Dataset records:
------------------------------

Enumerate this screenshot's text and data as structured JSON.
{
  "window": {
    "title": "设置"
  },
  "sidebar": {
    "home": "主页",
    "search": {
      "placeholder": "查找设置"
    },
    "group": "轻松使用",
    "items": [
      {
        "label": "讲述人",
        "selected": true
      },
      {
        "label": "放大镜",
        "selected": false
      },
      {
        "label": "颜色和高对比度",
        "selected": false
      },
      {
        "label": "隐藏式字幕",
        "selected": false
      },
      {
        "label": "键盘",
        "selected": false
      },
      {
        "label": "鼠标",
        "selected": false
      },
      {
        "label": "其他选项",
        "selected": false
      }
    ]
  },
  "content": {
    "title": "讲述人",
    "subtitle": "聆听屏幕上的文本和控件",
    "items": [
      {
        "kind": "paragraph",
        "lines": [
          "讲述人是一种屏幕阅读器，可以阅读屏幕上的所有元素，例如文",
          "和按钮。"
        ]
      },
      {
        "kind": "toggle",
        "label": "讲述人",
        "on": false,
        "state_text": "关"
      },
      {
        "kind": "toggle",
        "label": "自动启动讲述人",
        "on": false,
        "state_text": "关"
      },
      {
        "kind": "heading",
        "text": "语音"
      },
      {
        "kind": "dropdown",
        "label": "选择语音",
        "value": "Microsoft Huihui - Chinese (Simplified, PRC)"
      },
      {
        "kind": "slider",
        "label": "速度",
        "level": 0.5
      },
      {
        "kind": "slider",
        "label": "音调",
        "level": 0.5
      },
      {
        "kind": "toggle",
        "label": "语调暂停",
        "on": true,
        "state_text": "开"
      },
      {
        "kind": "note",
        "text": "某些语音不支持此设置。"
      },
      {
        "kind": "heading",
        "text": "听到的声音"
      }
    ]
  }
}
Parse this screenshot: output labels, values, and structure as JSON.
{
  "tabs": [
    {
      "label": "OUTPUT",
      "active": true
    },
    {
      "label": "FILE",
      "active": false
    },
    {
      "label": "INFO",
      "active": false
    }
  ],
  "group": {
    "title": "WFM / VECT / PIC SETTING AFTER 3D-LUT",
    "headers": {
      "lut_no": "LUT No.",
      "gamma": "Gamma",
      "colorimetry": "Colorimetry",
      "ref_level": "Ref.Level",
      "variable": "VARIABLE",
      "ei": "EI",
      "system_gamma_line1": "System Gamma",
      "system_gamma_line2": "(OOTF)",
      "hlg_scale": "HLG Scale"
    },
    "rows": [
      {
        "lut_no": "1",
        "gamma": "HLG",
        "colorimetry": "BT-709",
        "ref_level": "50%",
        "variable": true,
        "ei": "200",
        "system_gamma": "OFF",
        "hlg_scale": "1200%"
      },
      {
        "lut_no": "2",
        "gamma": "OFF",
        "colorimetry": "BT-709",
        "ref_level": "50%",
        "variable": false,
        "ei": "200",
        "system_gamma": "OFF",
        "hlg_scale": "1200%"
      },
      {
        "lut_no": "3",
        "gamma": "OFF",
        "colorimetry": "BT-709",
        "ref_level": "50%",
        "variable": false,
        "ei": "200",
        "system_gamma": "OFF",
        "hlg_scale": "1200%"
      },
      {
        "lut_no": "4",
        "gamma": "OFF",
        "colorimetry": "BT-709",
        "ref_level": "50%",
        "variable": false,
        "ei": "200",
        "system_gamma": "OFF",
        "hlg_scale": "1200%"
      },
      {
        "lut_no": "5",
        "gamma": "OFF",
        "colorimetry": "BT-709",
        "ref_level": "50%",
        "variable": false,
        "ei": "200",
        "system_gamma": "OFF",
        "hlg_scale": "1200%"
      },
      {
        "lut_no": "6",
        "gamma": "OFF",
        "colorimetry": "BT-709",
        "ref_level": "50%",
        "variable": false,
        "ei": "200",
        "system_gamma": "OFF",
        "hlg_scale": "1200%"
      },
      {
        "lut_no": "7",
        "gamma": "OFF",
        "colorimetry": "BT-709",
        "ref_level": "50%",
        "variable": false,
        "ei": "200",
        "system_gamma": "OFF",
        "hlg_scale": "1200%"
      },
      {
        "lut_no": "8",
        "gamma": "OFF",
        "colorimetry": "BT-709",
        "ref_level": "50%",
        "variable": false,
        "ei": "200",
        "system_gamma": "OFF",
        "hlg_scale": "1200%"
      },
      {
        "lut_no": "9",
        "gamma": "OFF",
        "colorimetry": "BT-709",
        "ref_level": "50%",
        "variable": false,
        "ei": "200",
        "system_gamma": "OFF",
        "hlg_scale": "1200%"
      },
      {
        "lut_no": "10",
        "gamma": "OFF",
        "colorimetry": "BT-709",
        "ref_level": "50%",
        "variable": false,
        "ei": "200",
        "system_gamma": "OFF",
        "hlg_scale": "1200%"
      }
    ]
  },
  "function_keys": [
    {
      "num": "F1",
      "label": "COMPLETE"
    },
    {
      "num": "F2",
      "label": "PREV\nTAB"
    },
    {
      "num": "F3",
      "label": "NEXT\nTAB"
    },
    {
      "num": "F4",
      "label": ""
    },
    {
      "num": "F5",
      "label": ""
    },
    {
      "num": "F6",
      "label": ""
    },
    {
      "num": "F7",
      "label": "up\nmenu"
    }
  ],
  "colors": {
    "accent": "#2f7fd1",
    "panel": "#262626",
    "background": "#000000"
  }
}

------------------------------

Identify each line containing the string "JSON" and copy it out.

Correct answer:
Enumerate this screenshot's text and data as structured JSON.
Parse this screenshot: output labels, values, and structure as JSON.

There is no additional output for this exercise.